#### Supplied data:
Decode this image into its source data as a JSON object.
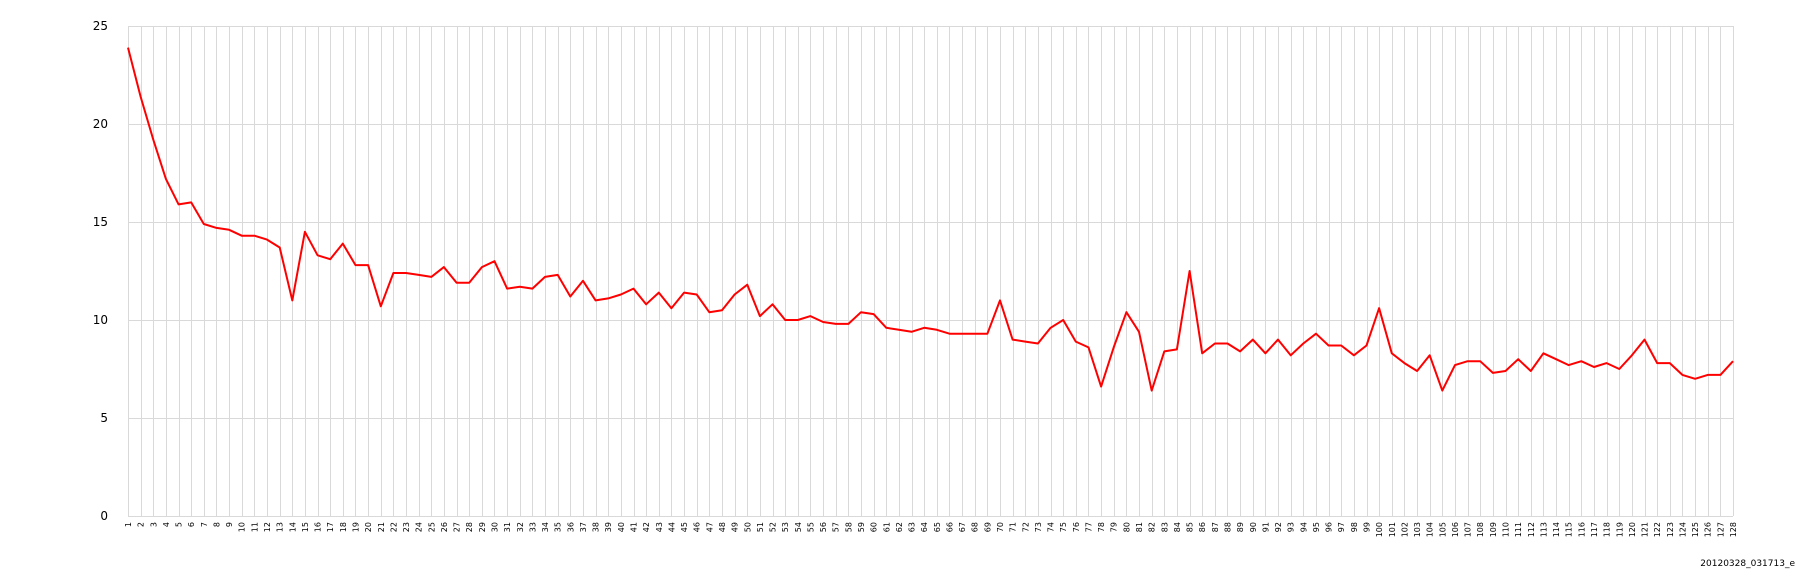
{
  "caption": "20120328_031713_e",
  "chart_data": {
    "type": "line",
    "title": "",
    "xlabel": "",
    "ylabel": "",
    "ylim": [
      0,
      25
    ],
    "yticks": [
      0,
      5,
      10,
      15,
      20,
      25
    ],
    "grid": true,
    "legend": "none",
    "line_color": "#ff0000",
    "x": [
      1,
      2,
      3,
      4,
      5,
      6,
      7,
      8,
      9,
      10,
      11,
      12,
      13,
      14,
      15,
      16,
      17,
      18,
      19,
      20,
      21,
      22,
      23,
      24,
      25,
      26,
      27,
      28,
      29,
      30,
      31,
      32,
      33,
      34,
      35,
      36,
      37,
      38,
      39,
      40,
      41,
      42,
      43,
      44,
      45,
      46,
      47,
      48,
      49,
      50,
      51,
      52,
      53,
      54,
      55,
      56,
      57,
      58,
      59,
      60,
      61,
      62,
      63,
      64,
      65,
      66,
      67,
      68,
      69,
      70,
      71,
      72,
      73,
      74,
      75,
      76,
      77,
      78,
      79,
      80,
      81,
      82,
      83,
      84,
      85,
      86,
      87,
      88,
      89,
      90,
      91,
      92,
      93,
      94,
      95,
      96,
      97,
      98,
      99,
      100,
      101,
      102,
      103,
      104,
      105,
      106,
      107,
      108,
      109,
      110,
      111,
      112,
      113,
      114,
      115,
      116,
      117,
      118,
      119,
      120,
      121,
      122,
      123,
      124,
      125,
      126,
      127,
      128
    ],
    "series": [
      {
        "values": [
          23.9,
          21.4,
          19.2,
          17.2,
          15.9,
          16.0,
          14.9,
          14.7,
          14.6,
          14.3,
          14.3,
          14.1,
          13.7,
          11.0,
          14.5,
          13.3,
          13.1,
          13.9,
          12.8,
          12.8,
          10.7,
          12.4,
          12.4,
          12.3,
          12.2,
          12.7,
          11.9,
          11.9,
          12.7,
          13.0,
          11.6,
          11.7,
          11.6,
          12.2,
          12.3,
          11.2,
          12.0,
          11.0,
          11.1,
          11.3,
          11.6,
          10.8,
          11.4,
          10.6,
          11.4,
          11.3,
          10.4,
          10.5,
          11.3,
          11.8,
          10.2,
          10.8,
          10.0,
          10.0,
          10.2,
          9.9,
          9.8,
          9.8,
          10.4,
          10.3,
          9.6,
          9.5,
          9.4,
          9.6,
          9.5,
          9.3,
          9.3,
          9.3,
          9.3,
          11.0,
          9.0,
          8.9,
          8.8,
          9.6,
          10.0,
          8.9,
          8.6,
          6.6,
          8.6,
          10.4,
          9.4,
          6.4,
          8.4,
          8.5,
          12.5,
          8.3,
          8.8,
          8.8,
          8.4,
          9.0,
          8.3,
          9.0,
          8.2,
          8.8,
          9.3,
          8.7,
          8.7,
          8.2,
          8.7,
          10.6,
          8.3,
          7.8,
          7.4,
          8.2,
          6.4,
          7.7,
          7.9,
          7.9,
          7.3,
          7.4,
          8.0,
          7.4,
          8.3,
          8.0,
          7.7,
          7.9,
          7.6,
          7.8,
          7.5,
          8.2,
          9.0,
          7.8,
          7.8,
          7.2,
          7.0,
          7.2,
          7.2,
          7.9
        ]
      }
    ]
  }
}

#### Aim:
Copy out the whole listing exactly, and don't carry over any pictures.

#### Response for this exercise:
Decode this image into its source data as a JSON object.
{
  "caption": "20120328_031713_e",
  "chart_data": {
    "type": "line",
    "title": "",
    "xlabel": "",
    "ylabel": "",
    "ylim": [
      0,
      25
    ],
    "yticks": [
      0,
      5,
      10,
      15,
      20,
      25
    ],
    "grid": true,
    "legend": "none",
    "line_color": "#ff0000",
    "x": [
      1,
      2,
      3,
      4,
      5,
      6,
      7,
      8,
      9,
      10,
      11,
      12,
      13,
      14,
      15,
      16,
      17,
      18,
      19,
      20,
      21,
      22,
      23,
      24,
      25,
      26,
      27,
      28,
      29,
      30,
      31,
      32,
      33,
      34,
      35,
      36,
      37,
      38,
      39,
      40,
      41,
      42,
      43,
      44,
      45,
      46,
      47,
      48,
      49,
      50,
      51,
      52,
      53,
      54,
      55,
      56,
      57,
      58,
      59,
      60,
      61,
      62,
      63,
      64,
      65,
      66,
      67,
      68,
      69,
      70,
      71,
      72,
      73,
      74,
      75,
      76,
      77,
      78,
      79,
      80,
      81,
      82,
      83,
      84,
      85,
      86,
      87,
      88,
      89,
      90,
      91,
      92,
      93,
      94,
      95,
      96,
      97,
      98,
      99,
      100,
      101,
      102,
      103,
      104,
      105,
      106,
      107,
      108,
      109,
      110,
      111,
      112,
      113,
      114,
      115,
      116,
      117,
      118,
      119,
      120,
      121,
      122,
      123,
      124,
      125,
      126,
      127,
      128
    ],
    "series": [
      {
        "values": [
          23.9,
          21.4,
          19.2,
          17.2,
          15.9,
          16.0,
          14.9,
          14.7,
          14.6,
          14.3,
          14.3,
          14.1,
          13.7,
          11.0,
          14.5,
          13.3,
          13.1,
          13.9,
          12.8,
          12.8,
          10.7,
          12.4,
          12.4,
          12.3,
          12.2,
          12.7,
          11.9,
          11.9,
          12.7,
          13.0,
          11.6,
          11.7,
          11.6,
          12.2,
          12.3,
          11.2,
          12.0,
          11.0,
          11.1,
          11.3,
          11.6,
          10.8,
          11.4,
          10.6,
          11.4,
          11.3,
          10.4,
          10.5,
          11.3,
          11.8,
          10.2,
          10.8,
          10.0,
          10.0,
          10.2,
          9.9,
          9.8,
          9.8,
          10.4,
          10.3,
          9.6,
          9.5,
          9.4,
          9.6,
          9.5,
          9.3,
          9.3,
          9.3,
          9.3,
          11.0,
          9.0,
          8.9,
          8.8,
          9.6,
          10.0,
          8.9,
          8.6,
          6.6,
          8.6,
          10.4,
          9.4,
          6.4,
          8.4,
          8.5,
          12.5,
          8.3,
          8.8,
          8.8,
          8.4,
          9.0,
          8.3,
          9.0,
          8.2,
          8.8,
          9.3,
          8.7,
          8.7,
          8.2,
          8.7,
          10.6,
          8.3,
          7.8,
          7.4,
          8.2,
          6.4,
          7.7,
          7.9,
          7.9,
          7.3,
          7.4,
          8.0,
          7.4,
          8.3,
          8.0,
          7.7,
          7.9,
          7.6,
          7.8,
          7.5,
          8.2,
          9.0,
          7.8,
          7.8,
          7.2,
          7.0,
          7.2,
          7.2,
          7.9
        ]
      }
    ]
  }
}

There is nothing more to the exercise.